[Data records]
====================

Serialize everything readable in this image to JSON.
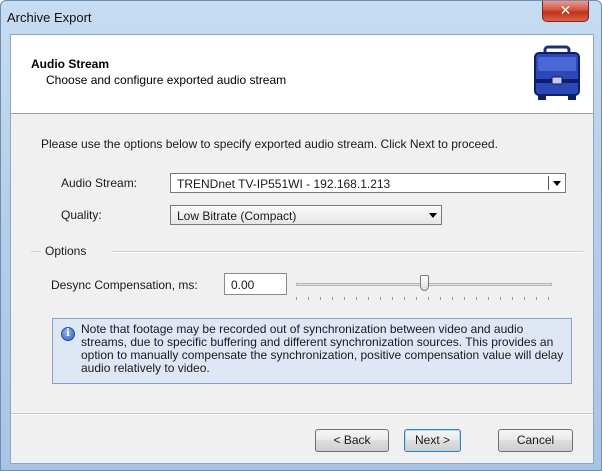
{
  "window": {
    "title": "Archive Export",
    "close_glyph": "✕"
  },
  "header": {
    "title": "Audio Stream",
    "subtitle": "Choose and configure exported audio stream",
    "icon": "briefcase-icon"
  },
  "instruction": "Please use the options below to specify exported audio stream. Click Next to proceed.",
  "audio_stream": {
    "label": "Audio Stream:",
    "value": "TRENDnet TV-IP551WI - 192.168.1.213"
  },
  "quality": {
    "label": "Quality:",
    "value": "Low Bitrate (Compact)"
  },
  "options": {
    "group_label": "Options",
    "desync_label": "Desync Compensation, ms:",
    "desync_value": "0.00",
    "slider_position": 0.5
  },
  "note": {
    "icon": "info-icon",
    "icon_glyph": "i",
    "text": "Note that footage may be recorded out of synchronization between video and audio streams, due to specific buffering and different synchronization sources. This provides an option to manually compensate the synchronization, positive compensation value will delay audio relatively to video."
  },
  "buttons": {
    "back": "< Back",
    "next": "Next >",
    "cancel": "Cancel"
  }
}
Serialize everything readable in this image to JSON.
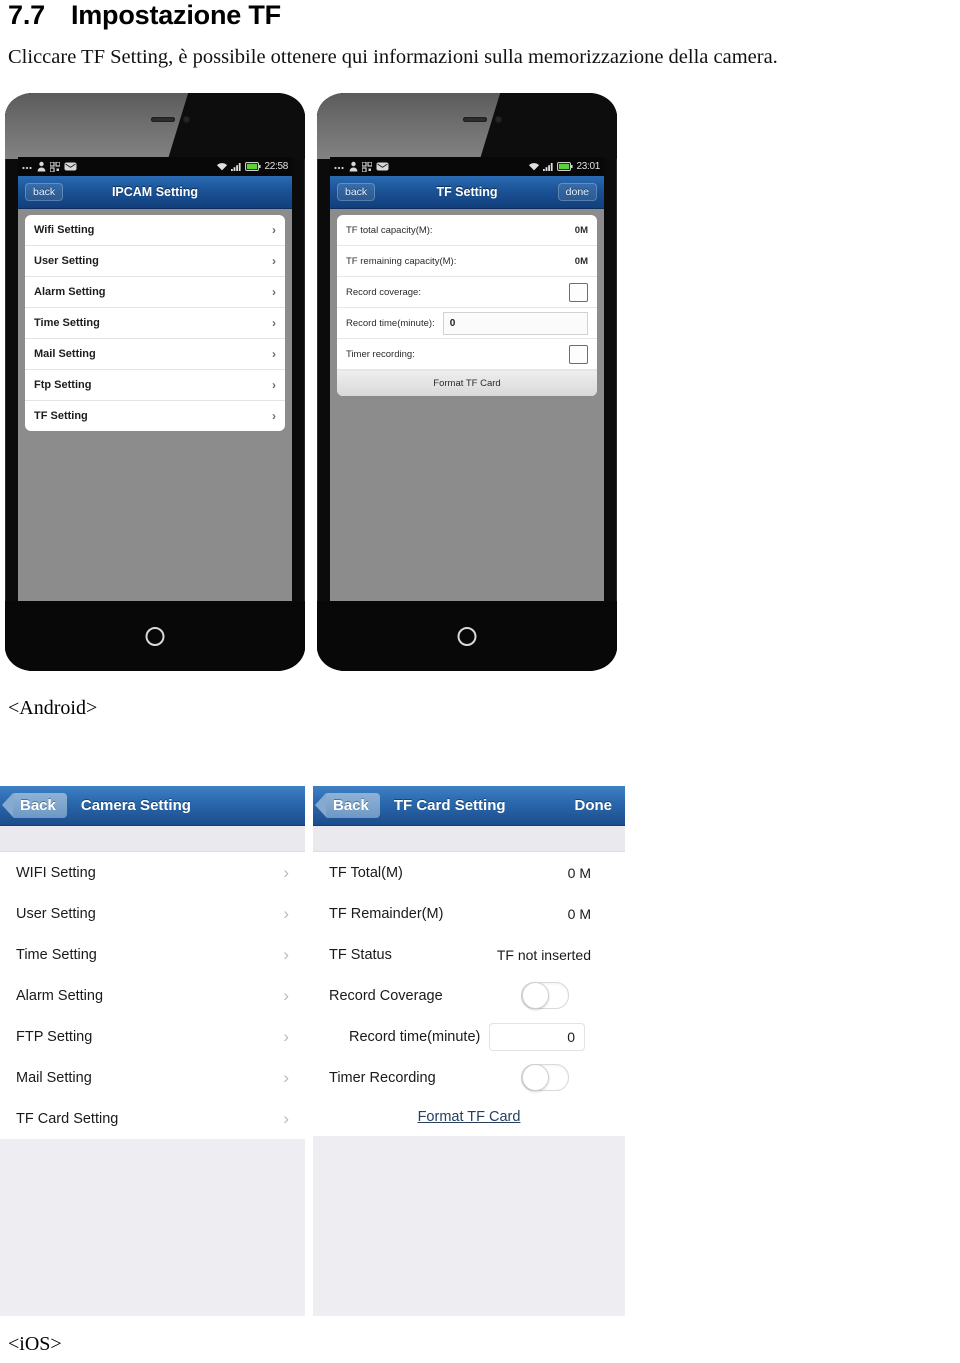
{
  "document": {
    "section_number": "7.7",
    "section_title": "Impostazione TF",
    "paragraph": "Cliccare TF Setting, è possibile ottenere qui informazioni sulla memorizzazione della camera.",
    "caption_android": "<Android>",
    "caption_ios": "<iOS>"
  },
  "colors": {
    "android_header_blue": "#1b5396",
    "ios_header_blue": "#2a68ad",
    "ios_panel_bg": "#eeeef2",
    "android_screen_bg": "#8c8c8c",
    "ios_link": "#26405e"
  },
  "android": {
    "left_phone": {
      "statusbar": {
        "time": "22:58",
        "left_icons": [
          "more-dots-icon",
          "person-icon",
          "qr-icon",
          "mail-icon"
        ],
        "right_icons": [
          "wifi-icon",
          "signal-icon",
          "battery-icon"
        ]
      },
      "titlebar": {
        "back_label": "back",
        "title": "IPCAM  Setting"
      },
      "rows": [
        {
          "label": "Wifi Setting"
        },
        {
          "label": "User Setting"
        },
        {
          "label": "Alarm Setting"
        },
        {
          "label": "Time Setting"
        },
        {
          "label": "Mail Setting"
        },
        {
          "label": "Ftp Setting"
        },
        {
          "label": "TF Setting"
        }
      ]
    },
    "right_phone": {
      "statusbar": {
        "time": "23:01",
        "left_icons": [
          "more-dots-icon",
          "person-icon",
          "qr-icon",
          "mail-icon"
        ],
        "right_icons": [
          "wifi-icon",
          "signal-icon",
          "battery-icon"
        ]
      },
      "titlebar": {
        "back_label": "back",
        "title": "TF Setting",
        "done_label": "done"
      },
      "rows": [
        {
          "type": "value",
          "label": "TF total capacity(M):",
          "value": "0M"
        },
        {
          "type": "value",
          "label": "TF remaining capacity(M):",
          "value": "0M"
        },
        {
          "type": "checkbox",
          "label": "Record coverage:",
          "checked": false
        },
        {
          "type": "input",
          "label": "Record time(minute):",
          "value": "0"
        },
        {
          "type": "checkbox",
          "label": "Timer recording:",
          "checked": false
        }
      ],
      "format_button": "Format TF Card"
    }
  },
  "ios": {
    "left_panel": {
      "navbar": {
        "back_label": "Back",
        "title": "Camera Setting"
      },
      "rows": [
        {
          "label": "WIFI Setting"
        },
        {
          "label": "User Setting"
        },
        {
          "label": "Time Setting"
        },
        {
          "label": "Alarm Setting"
        },
        {
          "label": "FTP Setting"
        },
        {
          "label": "Mail Setting"
        },
        {
          "label": "TF Card Setting"
        }
      ]
    },
    "right_panel": {
      "navbar": {
        "back_label": "Back",
        "title": "TF Card Setting",
        "done_label": "Done"
      },
      "rows": [
        {
          "type": "value",
          "label": "TF Total(M)",
          "value": "0 M"
        },
        {
          "type": "value",
          "label": "TF Remainder(M)",
          "value": "0 M"
        },
        {
          "type": "value",
          "label": "TF Status",
          "value": "TF not inserted"
        },
        {
          "type": "toggle",
          "label": "Record Coverage",
          "on": false
        },
        {
          "type": "input",
          "label": "Record time(minute)",
          "value": "0"
        },
        {
          "type": "toggle",
          "label": "Timer Recording",
          "on": false
        }
      ],
      "format_link": "Format TF Card"
    }
  }
}
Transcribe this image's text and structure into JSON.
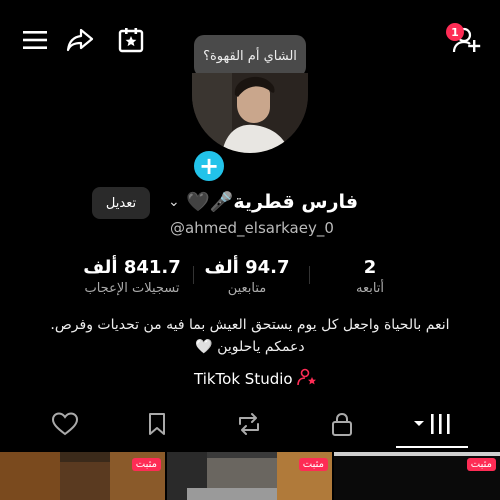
{
  "top_bar": {
    "notification_count": "1",
    "icons": [
      "menu-icon",
      "share-icon",
      "calendar-star-icon",
      "add-friend-icon"
    ]
  },
  "bubble_text": "الشاي أم القهوة؟",
  "profile": {
    "edit_label": "تعديل",
    "name": "فارس قطرية🎤🖤",
    "handle": "@ahmed_elsarkaey_0"
  },
  "stats": [
    {
      "value": "841.7 ألف",
      "label": "تسجيلات الإعجاب"
    },
    {
      "value": "94.7 ألف",
      "label": "متابعين"
    },
    {
      "value": "2",
      "label": "أتابعه"
    }
  ],
  "bio": {
    "line1": "انعم بالحياة واجعل كل يوم يستحق العيش بما فيه من تحديات وفرص.",
    "line2": "دعمكم ياحلوين 🤍"
  },
  "studio_label": "TikTok Studio",
  "tabs": [
    "likes-tab",
    "saved-tab",
    "reposts-tab",
    "private-tab",
    "videos-tab"
  ],
  "thumbnails": [
    {
      "pin": "مثبت"
    },
    {
      "pin": "مثبت"
    },
    {
      "pin": "مثبت"
    }
  ],
  "colors": {
    "accent": "#fe2c55",
    "plus": "#22c3ea"
  }
}
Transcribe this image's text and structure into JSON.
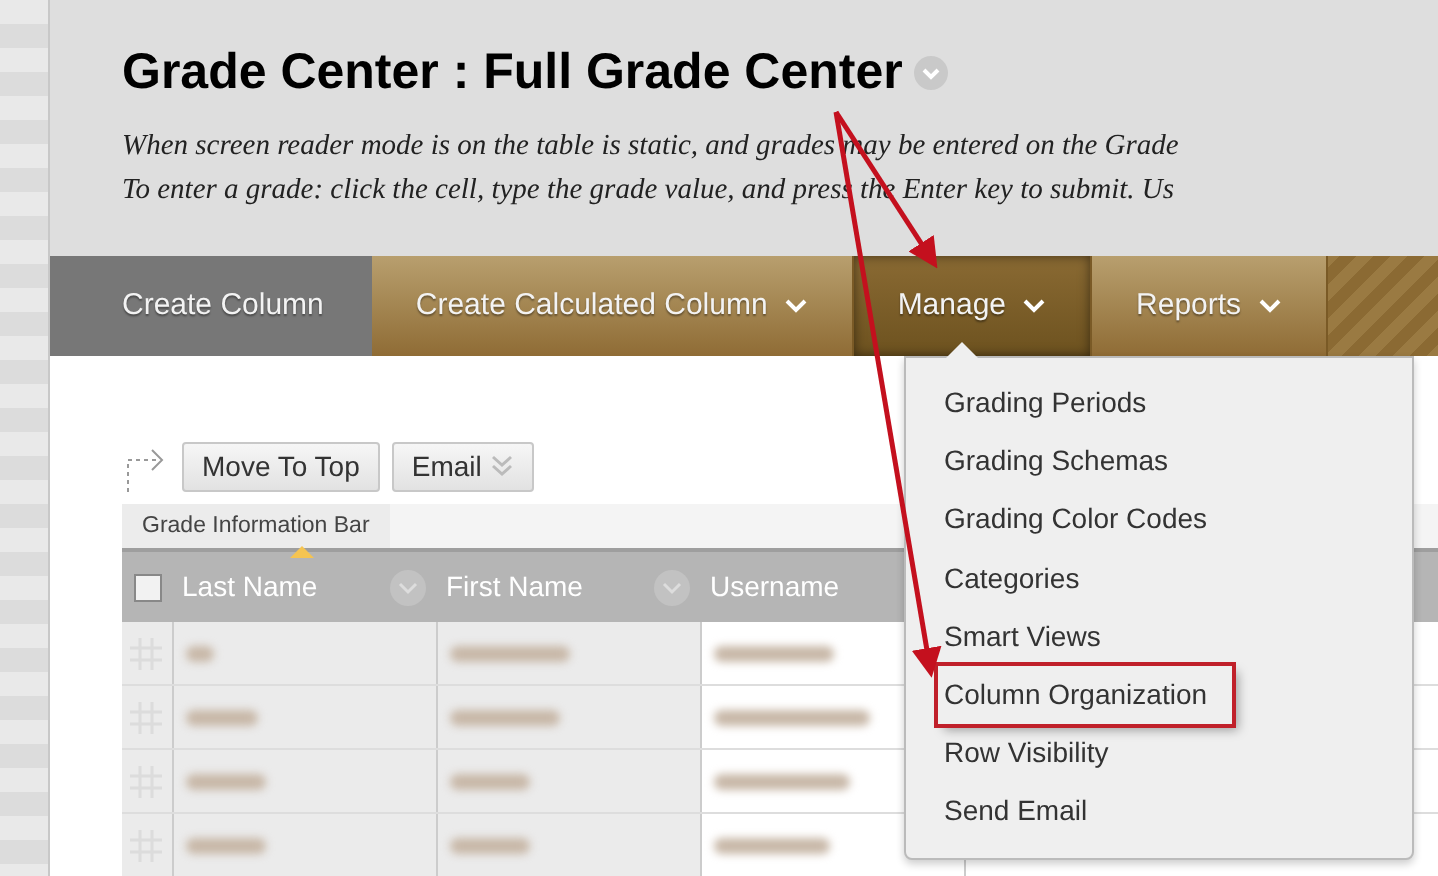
{
  "page_title": "Grade Center : Full Grade Center",
  "description": [
    "When screen reader mode is on the table is static, and grades may be entered on the Grade",
    "To enter a grade: click the cell, type the grade value, and press the Enter key to submit. Us"
  ],
  "nav": [
    {
      "label": "Create Column",
      "kind": "plain",
      "selected": false
    },
    {
      "label": "Create Calculated Column",
      "kind": "menu",
      "selected": false
    },
    {
      "label": "Manage",
      "kind": "menu",
      "selected": true
    },
    {
      "label": "Reports",
      "kind": "menu",
      "selected": false
    }
  ],
  "toolbar": {
    "buttons": [
      {
        "label": "Move To Top",
        "kind": "plain"
      },
      {
        "label": "Email",
        "kind": "menu"
      }
    ],
    "info_bar": "Grade Information Bar"
  },
  "table": {
    "select_all_checked": false,
    "columns": [
      {
        "label": "Last Name",
        "sorted": true
      },
      {
        "label": "First Name",
        "sorted": false
      },
      {
        "label": "Username",
        "sorted": false
      }
    ],
    "rows": [
      {
        "blurred": true
      },
      {
        "blurred": true
      },
      {
        "blurred": true
      },
      {
        "blurred": true
      }
    ]
  },
  "manage_menu": [
    {
      "label": "Grading Periods",
      "highlighted": false
    },
    {
      "label": "Grading Schemas",
      "highlighted": false
    },
    {
      "label": "Grading Color Codes",
      "highlighted": false
    },
    {
      "label": "Categories",
      "highlighted": false
    },
    {
      "label": "Smart Views",
      "highlighted": false
    },
    {
      "label": "Column Organization",
      "highlighted": true
    },
    {
      "label": "Row Visibility",
      "highlighted": false
    },
    {
      "label": "Send Email",
      "highlighted": false
    }
  ]
}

====================

Your task is to repeat the data above exactly while excluding the pictures.

• Solution to this exercise:
Serialize everything readable in this image to JSON.
{
  "window": {
    "title": "Archive Export",
    "close_glyph": "✕"
  },
  "header": {
    "title": "Audio Stream",
    "subtitle": "Choose and configure exported audio stream",
    "icon": "briefcase-icon"
  },
  "instruction": "Please use the options below to specify exported audio stream. Click Next to proceed.",
  "audio_stream": {
    "label": "Audio Stream:",
    "value": "TRENDnet TV-IP551WI - 192.168.1.213"
  },
  "quality": {
    "label": "Quality:",
    "value": "Low Bitrate (Compact)"
  },
  "options": {
    "group_label": "Options",
    "desync_label": "Desync Compensation, ms:",
    "desync_value": "0.00",
    "slider_position": 0.5
  },
  "note": {
    "icon": "info-icon",
    "icon_glyph": "i",
    "text": "Note that footage may be recorded out of synchronization between video and audio streams, due to specific buffering and different synchronization sources. This provides an option to manually compensate the synchronization, positive compensation value will delay audio relatively to video."
  },
  "buttons": {
    "back": "< Back",
    "next": "Next >",
    "cancel": "Cancel"
  }
}
Serialize everything readable in this image to JSON.
{
  "document": {
    "section_number": "7.7",
    "section_title": "Impostazione TF",
    "paragraph": "Cliccare TF Setting, è possibile ottenere qui informazioni sulla memorizzazione della camera.",
    "caption_android": "<Android>",
    "caption_ios": "<iOS>"
  },
  "colors": {
    "android_header_blue": "#1b5396",
    "ios_header_blue": "#2a68ad",
    "ios_panel_bg": "#eeeef2",
    "android_screen_bg": "#8c8c8c",
    "ios_link": "#26405e"
  },
  "android": {
    "left_phone": {
      "statusbar": {
        "time": "22:58",
        "left_icons": [
          "more-dots-icon",
          "person-icon",
          "qr-icon",
          "mail-icon"
        ],
        "right_icons": [
          "wifi-icon",
          "signal-icon",
          "battery-icon"
        ]
      },
      "titlebar": {
        "back_label": "back",
        "title": "IPCAM  Setting"
      },
      "rows": [
        {
          "label": "Wifi Setting"
        },
        {
          "label": "User Setting"
        },
        {
          "label": "Alarm Setting"
        },
        {
          "label": "Time Setting"
        },
        {
          "label": "Mail Setting"
        },
        {
          "label": "Ftp Setting"
        },
        {
          "label": "TF Setting"
        }
      ]
    },
    "right_phone": {
      "statusbar": {
        "time": "23:01",
        "left_icons": [
          "more-dots-icon",
          "person-icon",
          "qr-icon",
          "mail-icon"
        ],
        "right_icons": [
          "wifi-icon",
          "signal-icon",
          "battery-icon"
        ]
      },
      "titlebar": {
        "back_label": "back",
        "title": "TF Setting",
        "done_label": "done"
      },
      "rows": [
        {
          "type": "value",
          "label": "TF total capacity(M):",
          "value": "0M"
        },
        {
          "type": "value",
          "label": "TF remaining capacity(M):",
          "value": "0M"
        },
        {
          "type": "checkbox",
          "label": "Record coverage:",
          "checked": false
        },
        {
          "type": "input",
          "label": "Record time(minute):",
          "value": "0"
        },
        {
          "type": "checkbox",
          "label": "Timer recording:",
          "checked": false
        }
      ],
      "format_button": "Format TF Card"
    }
  },
  "ios": {
    "left_panel": {
      "navbar": {
        "back_label": "Back",
        "title": "Camera Setting"
      },
      "rows": [
        {
          "label": "WIFI Setting"
        },
        {
          "label": "User Setting"
        },
        {
          "label": "Time Setting"
        },
        {
          "label": "Alarm Setting"
        },
        {
          "label": "FTP Setting"
        },
        {
          "label": "Mail Setting"
        },
        {
          "label": "TF Card Setting"
        }
      ]
    },
    "right_panel": {
      "navbar": {
        "back_label": "Back",
        "title": "TF Card Setting",
        "done_label": "Done"
      },
      "rows": [
        {
          "type": "value",
          "label": "TF Total(M)",
          "value": "0 M"
        },
        {
          "type": "value",
          "label": "TF Remainder(M)",
          "value": "0 M"
        },
        {
          "type": "value",
          "label": "TF Status",
          "value": "TF not inserted"
        },
        {
          "type": "toggle",
          "label": "Record Coverage",
          "on": false
        },
        {
          "type": "input",
          "label": "Record time(minute)",
          "value": "0"
        },
        {
          "type": "toggle",
          "label": "Timer Recording",
          "on": false
        }
      ],
      "format_link": "Format TF Card"
    }
  }
}
Transcribe this image's text and structure into JSON.
{
  "top_bar": {
    "notification_count": "1",
    "icons": [
      "menu-icon",
      "share-icon",
      "calendar-star-icon",
      "add-friend-icon"
    ]
  },
  "bubble_text": "الشاي أم القهوة؟",
  "profile": {
    "edit_label": "تعديل",
    "name": "فارس قطرية🎤🖤",
    "handle": "@ahmed_elsarkaey_0"
  },
  "stats": [
    {
      "value": "841.7 ألف",
      "label": "تسجيلات الإعجاب"
    },
    {
      "value": "94.7 ألف",
      "label": "متابعين"
    },
    {
      "value": "2",
      "label": "أتابعه"
    }
  ],
  "bio": {
    "line1": "انعم بالحياة واجعل كل يوم يستحق العيش بما فيه من تحديات وفرص.",
    "line2": "دعمكم ياحلوين 🤍"
  },
  "studio_label": "TikTok Studio",
  "tabs": [
    "likes-tab",
    "saved-tab",
    "reposts-tab",
    "private-tab",
    "videos-tab"
  ],
  "thumbnails": [
    {
      "pin": "مثبت"
    },
    {
      "pin": "مثبت"
    },
    {
      "pin": "مثبت"
    }
  ],
  "colors": {
    "accent": "#fe2c55",
    "plus": "#22c3ea"
  }
}
Transcribe this image's text and structure into JSON.
{
  "page_title": "Grade Center : Full Grade Center",
  "description": [
    "When screen reader mode is on the table is static, and grades may be entered on the Grade",
    "To enter a grade: click the cell, type the grade value, and press the Enter key to submit. Us"
  ],
  "nav": [
    {
      "label": "Create Column",
      "kind": "plain",
      "selected": false
    },
    {
      "label": "Create Calculated Column",
      "kind": "menu",
      "selected": false
    },
    {
      "label": "Manage",
      "kind": "menu",
      "selected": true
    },
    {
      "label": "Reports",
      "kind": "menu",
      "selected": false
    }
  ],
  "toolbar": {
    "buttons": [
      {
        "label": "Move To Top",
        "kind": "plain"
      },
      {
        "label": "Email",
        "kind": "menu"
      }
    ],
    "info_bar": "Grade Information Bar"
  },
  "table": {
    "select_all_checked": false,
    "columns": [
      {
        "label": "Last Name",
        "sorted": true
      },
      {
        "label": "First Name",
        "sorted": false
      },
      {
        "label": "Username",
        "sorted": false
      }
    ],
    "rows": [
      {
        "blurred": true
      },
      {
        "blurred": true
      },
      {
        "blurred": true
      },
      {
        "blurred": true
      }
    ]
  },
  "manage_menu": [
    {
      "label": "Grading Periods",
      "highlighted": false
    },
    {
      "label": "Grading Schemas",
      "highlighted": false
    },
    {
      "label": "Grading Color Codes",
      "highlighted": false
    },
    {
      "label": "Categories",
      "highlighted": false
    },
    {
      "label": "Smart Views",
      "highlighted": false
    },
    {
      "label": "Column Organization",
      "highlighted": true
    },
    {
      "label": "Row Visibility",
      "highlighted": false
    },
    {
      "label": "Send Email",
      "highlighted": false
    }
  ]
}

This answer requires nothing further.